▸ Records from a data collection
[start]

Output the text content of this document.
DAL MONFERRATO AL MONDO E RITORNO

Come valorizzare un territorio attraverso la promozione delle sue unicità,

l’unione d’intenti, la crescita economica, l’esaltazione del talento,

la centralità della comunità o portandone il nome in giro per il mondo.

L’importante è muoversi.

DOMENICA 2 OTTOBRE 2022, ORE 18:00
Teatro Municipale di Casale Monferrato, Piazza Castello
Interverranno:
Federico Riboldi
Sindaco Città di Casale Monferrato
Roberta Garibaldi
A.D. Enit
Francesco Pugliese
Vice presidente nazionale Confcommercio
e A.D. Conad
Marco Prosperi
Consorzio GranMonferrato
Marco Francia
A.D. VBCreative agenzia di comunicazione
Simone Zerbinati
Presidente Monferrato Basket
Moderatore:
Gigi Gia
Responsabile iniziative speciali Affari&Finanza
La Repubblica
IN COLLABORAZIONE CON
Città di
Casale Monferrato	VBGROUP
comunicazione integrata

[end]

▸ Given problem
Pick out the lines containing the word "comunicazione" and show them.

▸ Task solution
A.D. VBCreative agenzia di comunicazione
comunicazione integrata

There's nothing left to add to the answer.